» **What is required**
Identify the lines containing the word "placed". Copy each one.
^^^^
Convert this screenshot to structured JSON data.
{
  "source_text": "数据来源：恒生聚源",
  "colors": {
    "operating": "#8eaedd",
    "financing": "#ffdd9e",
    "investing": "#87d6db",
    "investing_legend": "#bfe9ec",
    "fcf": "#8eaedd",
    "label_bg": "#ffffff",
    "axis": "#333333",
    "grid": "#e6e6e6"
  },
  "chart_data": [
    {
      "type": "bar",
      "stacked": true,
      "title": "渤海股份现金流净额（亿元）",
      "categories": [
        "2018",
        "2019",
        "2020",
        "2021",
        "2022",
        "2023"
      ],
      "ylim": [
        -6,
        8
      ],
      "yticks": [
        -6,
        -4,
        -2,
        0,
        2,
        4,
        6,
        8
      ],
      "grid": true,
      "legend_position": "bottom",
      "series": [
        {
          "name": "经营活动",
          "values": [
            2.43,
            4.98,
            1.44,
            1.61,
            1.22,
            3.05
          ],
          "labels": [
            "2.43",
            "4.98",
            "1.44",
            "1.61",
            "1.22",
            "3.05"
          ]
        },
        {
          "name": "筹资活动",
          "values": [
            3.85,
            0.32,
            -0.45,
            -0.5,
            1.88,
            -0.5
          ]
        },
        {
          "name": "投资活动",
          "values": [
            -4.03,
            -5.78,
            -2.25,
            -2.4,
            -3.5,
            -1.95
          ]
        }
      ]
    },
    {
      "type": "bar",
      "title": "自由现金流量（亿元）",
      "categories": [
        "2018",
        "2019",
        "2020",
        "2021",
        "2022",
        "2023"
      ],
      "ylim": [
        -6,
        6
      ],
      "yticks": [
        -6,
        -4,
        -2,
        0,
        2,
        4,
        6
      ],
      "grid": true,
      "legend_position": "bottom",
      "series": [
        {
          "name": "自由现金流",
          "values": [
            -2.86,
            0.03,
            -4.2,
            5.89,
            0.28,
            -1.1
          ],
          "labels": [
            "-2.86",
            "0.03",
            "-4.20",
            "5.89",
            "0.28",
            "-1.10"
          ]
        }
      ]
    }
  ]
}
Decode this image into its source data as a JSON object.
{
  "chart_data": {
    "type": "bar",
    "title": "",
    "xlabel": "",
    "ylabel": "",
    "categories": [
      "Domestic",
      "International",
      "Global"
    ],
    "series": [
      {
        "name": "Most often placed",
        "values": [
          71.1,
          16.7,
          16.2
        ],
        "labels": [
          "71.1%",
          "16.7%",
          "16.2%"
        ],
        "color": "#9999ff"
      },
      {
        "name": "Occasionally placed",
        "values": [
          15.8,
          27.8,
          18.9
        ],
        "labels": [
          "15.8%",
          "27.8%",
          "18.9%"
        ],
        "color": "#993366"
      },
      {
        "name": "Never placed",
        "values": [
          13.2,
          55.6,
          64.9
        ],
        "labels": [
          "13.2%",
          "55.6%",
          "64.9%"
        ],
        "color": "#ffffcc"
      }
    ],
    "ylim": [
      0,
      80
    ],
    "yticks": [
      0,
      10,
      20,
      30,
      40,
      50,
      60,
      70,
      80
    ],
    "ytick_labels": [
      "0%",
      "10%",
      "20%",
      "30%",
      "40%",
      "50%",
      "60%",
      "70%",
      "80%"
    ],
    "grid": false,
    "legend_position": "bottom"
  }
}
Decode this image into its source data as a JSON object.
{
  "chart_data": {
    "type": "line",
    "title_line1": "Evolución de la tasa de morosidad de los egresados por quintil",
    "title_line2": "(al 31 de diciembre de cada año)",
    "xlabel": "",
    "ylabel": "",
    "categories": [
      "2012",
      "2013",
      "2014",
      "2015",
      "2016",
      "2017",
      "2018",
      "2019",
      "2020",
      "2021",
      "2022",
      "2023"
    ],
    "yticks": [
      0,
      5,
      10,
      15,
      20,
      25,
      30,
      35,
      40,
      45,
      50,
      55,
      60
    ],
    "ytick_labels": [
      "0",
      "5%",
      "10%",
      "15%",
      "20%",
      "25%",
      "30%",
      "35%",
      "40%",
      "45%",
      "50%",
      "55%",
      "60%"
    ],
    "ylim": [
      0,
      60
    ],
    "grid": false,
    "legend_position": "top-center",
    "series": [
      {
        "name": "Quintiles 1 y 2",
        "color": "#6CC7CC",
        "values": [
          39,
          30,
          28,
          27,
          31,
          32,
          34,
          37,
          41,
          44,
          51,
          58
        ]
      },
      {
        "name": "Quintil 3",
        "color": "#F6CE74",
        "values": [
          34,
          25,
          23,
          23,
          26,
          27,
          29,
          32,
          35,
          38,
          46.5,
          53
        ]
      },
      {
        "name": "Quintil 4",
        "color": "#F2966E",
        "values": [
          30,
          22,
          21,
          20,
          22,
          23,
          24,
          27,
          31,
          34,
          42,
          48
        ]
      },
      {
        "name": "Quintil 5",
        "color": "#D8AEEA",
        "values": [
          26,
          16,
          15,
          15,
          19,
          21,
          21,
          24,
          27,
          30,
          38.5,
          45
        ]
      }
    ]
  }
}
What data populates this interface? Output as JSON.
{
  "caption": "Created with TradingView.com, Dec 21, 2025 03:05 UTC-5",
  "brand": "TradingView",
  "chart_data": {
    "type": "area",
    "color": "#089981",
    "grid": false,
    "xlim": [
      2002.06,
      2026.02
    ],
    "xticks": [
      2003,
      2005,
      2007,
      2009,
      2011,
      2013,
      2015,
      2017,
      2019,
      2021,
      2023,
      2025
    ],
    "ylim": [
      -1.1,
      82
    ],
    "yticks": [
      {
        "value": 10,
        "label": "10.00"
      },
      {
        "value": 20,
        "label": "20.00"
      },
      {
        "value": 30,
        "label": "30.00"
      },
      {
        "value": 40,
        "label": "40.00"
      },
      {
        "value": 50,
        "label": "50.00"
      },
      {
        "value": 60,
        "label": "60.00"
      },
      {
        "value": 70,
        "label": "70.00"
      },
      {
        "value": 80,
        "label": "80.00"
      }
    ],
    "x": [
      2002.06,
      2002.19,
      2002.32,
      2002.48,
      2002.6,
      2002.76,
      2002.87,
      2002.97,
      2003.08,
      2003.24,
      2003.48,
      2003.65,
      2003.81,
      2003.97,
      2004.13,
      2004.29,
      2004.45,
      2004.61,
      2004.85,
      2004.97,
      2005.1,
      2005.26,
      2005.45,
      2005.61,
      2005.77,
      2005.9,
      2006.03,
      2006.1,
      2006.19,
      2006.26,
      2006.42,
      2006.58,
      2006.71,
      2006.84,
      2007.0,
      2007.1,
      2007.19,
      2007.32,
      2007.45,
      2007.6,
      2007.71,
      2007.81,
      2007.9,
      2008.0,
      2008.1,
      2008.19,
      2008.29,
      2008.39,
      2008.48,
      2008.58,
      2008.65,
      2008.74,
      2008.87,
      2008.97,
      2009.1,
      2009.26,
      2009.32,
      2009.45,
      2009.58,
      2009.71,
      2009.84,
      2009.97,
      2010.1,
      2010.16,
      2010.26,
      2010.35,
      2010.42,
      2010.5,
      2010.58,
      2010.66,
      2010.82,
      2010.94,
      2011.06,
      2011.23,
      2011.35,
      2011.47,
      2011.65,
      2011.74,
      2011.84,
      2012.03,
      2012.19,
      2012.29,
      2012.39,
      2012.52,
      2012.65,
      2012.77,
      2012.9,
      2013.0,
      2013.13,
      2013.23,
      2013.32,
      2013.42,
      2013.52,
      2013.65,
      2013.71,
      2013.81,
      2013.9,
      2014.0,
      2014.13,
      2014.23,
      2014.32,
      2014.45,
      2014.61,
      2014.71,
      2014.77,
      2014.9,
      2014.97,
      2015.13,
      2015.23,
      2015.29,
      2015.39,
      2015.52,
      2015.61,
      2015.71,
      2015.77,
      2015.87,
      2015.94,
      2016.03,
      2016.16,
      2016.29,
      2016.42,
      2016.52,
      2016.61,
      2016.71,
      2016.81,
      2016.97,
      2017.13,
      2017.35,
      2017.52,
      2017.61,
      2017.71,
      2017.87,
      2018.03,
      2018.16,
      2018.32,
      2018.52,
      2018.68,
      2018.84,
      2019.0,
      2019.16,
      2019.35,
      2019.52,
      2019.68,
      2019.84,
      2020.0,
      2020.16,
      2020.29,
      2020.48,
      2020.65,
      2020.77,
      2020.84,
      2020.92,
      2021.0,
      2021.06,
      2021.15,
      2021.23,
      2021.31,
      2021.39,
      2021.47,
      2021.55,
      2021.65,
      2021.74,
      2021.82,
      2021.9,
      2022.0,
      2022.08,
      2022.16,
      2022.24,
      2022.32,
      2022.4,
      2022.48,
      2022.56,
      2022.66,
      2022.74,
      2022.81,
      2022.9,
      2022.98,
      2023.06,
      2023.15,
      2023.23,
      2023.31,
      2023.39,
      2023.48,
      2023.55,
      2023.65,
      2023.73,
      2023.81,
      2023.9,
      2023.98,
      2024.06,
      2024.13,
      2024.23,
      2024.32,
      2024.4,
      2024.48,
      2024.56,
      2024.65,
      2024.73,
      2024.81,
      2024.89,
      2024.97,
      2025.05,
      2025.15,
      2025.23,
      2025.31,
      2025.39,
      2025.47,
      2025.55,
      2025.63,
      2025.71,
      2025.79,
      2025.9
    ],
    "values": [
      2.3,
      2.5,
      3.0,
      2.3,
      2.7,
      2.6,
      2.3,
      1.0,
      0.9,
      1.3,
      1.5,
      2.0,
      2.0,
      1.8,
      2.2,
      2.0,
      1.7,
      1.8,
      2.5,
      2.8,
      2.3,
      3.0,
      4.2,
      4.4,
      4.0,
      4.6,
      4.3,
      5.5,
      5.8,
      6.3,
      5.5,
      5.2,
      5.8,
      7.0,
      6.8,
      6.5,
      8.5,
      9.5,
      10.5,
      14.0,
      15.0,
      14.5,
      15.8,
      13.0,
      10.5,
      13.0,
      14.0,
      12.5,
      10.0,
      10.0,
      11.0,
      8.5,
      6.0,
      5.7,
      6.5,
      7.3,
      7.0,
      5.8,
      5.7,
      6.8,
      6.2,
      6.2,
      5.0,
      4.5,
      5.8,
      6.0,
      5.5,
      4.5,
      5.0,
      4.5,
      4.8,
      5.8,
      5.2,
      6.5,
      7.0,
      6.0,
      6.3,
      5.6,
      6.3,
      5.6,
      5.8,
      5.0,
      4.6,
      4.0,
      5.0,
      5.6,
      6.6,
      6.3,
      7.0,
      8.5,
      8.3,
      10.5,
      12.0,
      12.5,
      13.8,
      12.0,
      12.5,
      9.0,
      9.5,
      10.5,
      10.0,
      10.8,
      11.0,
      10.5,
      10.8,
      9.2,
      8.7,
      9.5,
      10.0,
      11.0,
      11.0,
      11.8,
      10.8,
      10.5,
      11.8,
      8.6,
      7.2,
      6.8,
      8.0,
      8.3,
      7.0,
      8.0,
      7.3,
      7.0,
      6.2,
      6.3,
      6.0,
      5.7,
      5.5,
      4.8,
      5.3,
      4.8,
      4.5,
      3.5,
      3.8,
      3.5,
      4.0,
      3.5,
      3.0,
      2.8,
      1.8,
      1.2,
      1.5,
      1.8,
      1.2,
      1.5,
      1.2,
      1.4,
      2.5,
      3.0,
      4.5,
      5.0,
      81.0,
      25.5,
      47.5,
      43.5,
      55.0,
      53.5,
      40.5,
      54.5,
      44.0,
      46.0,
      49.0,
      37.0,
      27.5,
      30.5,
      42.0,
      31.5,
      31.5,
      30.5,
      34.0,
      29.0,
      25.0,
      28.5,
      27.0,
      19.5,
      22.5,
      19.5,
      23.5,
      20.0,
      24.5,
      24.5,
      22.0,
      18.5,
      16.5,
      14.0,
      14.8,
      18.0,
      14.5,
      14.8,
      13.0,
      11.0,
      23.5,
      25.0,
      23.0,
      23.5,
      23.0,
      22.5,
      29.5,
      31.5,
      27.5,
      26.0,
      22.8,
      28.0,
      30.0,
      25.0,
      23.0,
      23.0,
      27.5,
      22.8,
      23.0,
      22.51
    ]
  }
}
^^^^
» **Exercise result**
        "name": "Most often placed",
        "name": "Occasionally placed",
        "name": "Never placed",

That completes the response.